### [Exercise instructions]
Rewrite the records from the start up to and including the line with "series-line bbox=[69, 121, 671, 143]", changing "legend-entry" to "key-entry" and keeping everything else the same.

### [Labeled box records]
[Begin]
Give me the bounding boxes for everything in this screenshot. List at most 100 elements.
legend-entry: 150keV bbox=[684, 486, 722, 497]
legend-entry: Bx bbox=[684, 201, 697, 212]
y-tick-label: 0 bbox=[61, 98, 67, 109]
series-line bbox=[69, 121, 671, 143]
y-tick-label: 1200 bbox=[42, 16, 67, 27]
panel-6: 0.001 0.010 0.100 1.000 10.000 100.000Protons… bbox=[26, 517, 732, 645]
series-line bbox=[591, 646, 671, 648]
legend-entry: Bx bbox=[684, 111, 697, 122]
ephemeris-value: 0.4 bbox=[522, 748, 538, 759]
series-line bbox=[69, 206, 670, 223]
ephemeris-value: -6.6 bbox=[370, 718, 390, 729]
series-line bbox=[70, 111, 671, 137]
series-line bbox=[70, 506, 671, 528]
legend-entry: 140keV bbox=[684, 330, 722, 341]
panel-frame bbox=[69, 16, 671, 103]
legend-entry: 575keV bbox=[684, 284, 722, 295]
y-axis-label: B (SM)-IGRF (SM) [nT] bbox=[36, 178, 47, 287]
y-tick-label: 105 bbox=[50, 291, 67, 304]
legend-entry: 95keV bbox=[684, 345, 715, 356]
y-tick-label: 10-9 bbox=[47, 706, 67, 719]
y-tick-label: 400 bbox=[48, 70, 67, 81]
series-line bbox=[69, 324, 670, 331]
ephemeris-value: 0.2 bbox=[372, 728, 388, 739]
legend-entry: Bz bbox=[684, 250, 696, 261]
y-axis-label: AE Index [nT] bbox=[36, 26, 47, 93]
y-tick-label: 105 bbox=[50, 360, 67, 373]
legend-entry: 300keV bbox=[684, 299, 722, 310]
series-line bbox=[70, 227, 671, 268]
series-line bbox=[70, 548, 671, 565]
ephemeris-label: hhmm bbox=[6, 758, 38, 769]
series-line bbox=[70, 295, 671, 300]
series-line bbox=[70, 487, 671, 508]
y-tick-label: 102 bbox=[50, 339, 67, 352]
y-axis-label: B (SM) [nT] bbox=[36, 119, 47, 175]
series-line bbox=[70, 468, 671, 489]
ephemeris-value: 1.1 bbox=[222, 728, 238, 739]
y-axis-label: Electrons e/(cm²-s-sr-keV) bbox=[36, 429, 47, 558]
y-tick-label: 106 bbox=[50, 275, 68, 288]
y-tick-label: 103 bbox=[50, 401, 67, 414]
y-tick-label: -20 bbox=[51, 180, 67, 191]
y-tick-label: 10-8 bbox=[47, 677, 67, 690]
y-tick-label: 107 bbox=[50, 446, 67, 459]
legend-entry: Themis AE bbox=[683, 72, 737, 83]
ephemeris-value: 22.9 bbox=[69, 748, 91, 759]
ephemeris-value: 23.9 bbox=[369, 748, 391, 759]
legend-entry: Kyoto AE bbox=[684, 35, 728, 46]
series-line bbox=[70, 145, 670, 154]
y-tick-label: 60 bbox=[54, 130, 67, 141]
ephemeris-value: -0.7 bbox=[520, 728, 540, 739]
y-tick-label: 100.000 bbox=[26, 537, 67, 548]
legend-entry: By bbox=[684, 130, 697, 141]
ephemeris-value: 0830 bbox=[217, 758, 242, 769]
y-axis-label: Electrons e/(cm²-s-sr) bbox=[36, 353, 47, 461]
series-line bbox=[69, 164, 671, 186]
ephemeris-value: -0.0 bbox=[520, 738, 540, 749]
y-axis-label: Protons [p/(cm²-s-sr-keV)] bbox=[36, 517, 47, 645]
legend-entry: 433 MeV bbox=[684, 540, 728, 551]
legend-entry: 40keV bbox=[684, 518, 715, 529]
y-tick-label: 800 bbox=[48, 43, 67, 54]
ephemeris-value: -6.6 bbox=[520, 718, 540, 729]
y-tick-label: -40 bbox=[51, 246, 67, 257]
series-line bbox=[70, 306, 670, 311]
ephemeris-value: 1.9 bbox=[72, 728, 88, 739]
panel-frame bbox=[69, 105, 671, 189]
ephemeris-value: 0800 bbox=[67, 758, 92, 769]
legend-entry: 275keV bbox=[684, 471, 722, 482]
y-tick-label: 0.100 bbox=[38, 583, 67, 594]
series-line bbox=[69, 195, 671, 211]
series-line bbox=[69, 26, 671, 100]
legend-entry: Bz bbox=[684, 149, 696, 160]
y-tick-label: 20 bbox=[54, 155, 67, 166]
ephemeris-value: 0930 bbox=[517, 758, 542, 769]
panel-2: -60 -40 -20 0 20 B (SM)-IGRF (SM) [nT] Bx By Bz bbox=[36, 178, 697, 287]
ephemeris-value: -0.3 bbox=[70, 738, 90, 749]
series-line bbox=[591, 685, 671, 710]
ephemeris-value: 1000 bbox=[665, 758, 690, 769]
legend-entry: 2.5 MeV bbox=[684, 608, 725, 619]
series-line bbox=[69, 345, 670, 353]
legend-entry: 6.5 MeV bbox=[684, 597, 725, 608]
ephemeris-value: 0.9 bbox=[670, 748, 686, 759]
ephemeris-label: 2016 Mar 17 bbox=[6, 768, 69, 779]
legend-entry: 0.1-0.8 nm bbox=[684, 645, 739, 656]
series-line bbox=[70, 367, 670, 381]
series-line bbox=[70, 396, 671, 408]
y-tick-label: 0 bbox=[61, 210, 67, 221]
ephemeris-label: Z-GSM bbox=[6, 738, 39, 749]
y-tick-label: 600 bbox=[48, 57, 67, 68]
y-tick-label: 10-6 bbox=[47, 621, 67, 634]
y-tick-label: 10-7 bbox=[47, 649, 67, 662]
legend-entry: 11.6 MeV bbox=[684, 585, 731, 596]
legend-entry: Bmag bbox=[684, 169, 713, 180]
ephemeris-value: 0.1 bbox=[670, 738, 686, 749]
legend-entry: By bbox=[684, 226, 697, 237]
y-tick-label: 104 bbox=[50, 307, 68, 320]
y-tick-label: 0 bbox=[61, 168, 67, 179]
[End]
### [Solved problem]
Give me the bounding boxes for everything in this screenshot. List at most 100 elements.
key-entry: 150keV bbox=[684, 486, 722, 497]
key-entry: Bx bbox=[684, 201, 697, 212]
y-tick-label: 0 bbox=[61, 98, 67, 109]
series-line bbox=[69, 121, 671, 143]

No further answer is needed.